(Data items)
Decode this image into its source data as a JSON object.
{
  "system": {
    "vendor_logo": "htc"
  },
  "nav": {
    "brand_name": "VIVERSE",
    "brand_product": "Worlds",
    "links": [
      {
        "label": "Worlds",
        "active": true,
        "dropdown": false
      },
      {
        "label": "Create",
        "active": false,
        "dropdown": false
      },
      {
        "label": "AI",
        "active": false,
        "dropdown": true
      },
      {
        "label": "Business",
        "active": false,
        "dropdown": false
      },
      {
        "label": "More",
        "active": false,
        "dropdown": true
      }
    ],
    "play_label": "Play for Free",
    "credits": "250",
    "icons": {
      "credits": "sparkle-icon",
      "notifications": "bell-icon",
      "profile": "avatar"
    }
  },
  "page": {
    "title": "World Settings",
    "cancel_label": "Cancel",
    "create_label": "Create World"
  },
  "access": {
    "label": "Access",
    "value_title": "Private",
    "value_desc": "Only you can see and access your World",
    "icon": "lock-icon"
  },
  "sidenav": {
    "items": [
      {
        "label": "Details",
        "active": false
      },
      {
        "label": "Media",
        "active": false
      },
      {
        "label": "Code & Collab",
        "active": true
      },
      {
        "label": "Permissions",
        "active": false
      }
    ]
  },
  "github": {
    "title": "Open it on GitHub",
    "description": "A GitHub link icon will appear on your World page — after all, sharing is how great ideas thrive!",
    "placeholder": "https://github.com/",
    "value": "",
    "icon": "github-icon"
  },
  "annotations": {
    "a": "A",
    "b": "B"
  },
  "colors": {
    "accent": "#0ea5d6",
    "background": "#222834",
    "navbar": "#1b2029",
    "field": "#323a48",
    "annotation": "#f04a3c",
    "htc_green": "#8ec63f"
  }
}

- Task directions:
All of the lines above must be returned exactly.

- Final result:
Decode this image into its source data as a JSON object.
{
  "system": {
    "vendor_logo": "htc"
  },
  "nav": {
    "brand_name": "VIVERSE",
    "brand_product": "Worlds",
    "links": [
      {
        "label": "Worlds",
        "active": true,
        "dropdown": false
      },
      {
        "label": "Create",
        "active": false,
        "dropdown": false
      },
      {
        "label": "AI",
        "active": false,
        "dropdown": true
      },
      {
        "label": "Business",
        "active": false,
        "dropdown": false
      },
      {
        "label": "More",
        "active": false,
        "dropdown": true
      }
    ],
    "play_label": "Play for Free",
    "credits": "250",
    "icons": {
      "credits": "sparkle-icon",
      "notifications": "bell-icon",
      "profile": "avatar"
    }
  },
  "page": {
    "title": "World Settings",
    "cancel_label": "Cancel",
    "create_label": "Create World"
  },
  "access": {
    "label": "Access",
    "value_title": "Private",
    "value_desc": "Only you can see and access your World",
    "icon": "lock-icon"
  },
  "sidenav": {
    "items": [
      {
        "label": "Details",
        "active": false
      },
      {
        "label": "Media",
        "active": false
      },
      {
        "label": "Code & Collab",
        "active": true
      },
      {
        "label": "Permissions",
        "active": false
      }
    ]
  },
  "github": {
    "title": "Open it on GitHub",
    "description": "A GitHub link icon will appear on your World page — after all, sharing is how great ideas thrive!",
    "placeholder": "https://github.com/",
    "value": "",
    "icon": "github-icon"
  },
  "annotations": {
    "a": "A",
    "b": "B"
  },
  "colors": {
    "accent": "#0ea5d6",
    "background": "#222834",
    "navbar": "#1b2029",
    "field": "#323a48",
    "annotation": "#f04a3c",
    "htc_green": "#8ec63f"
  }
}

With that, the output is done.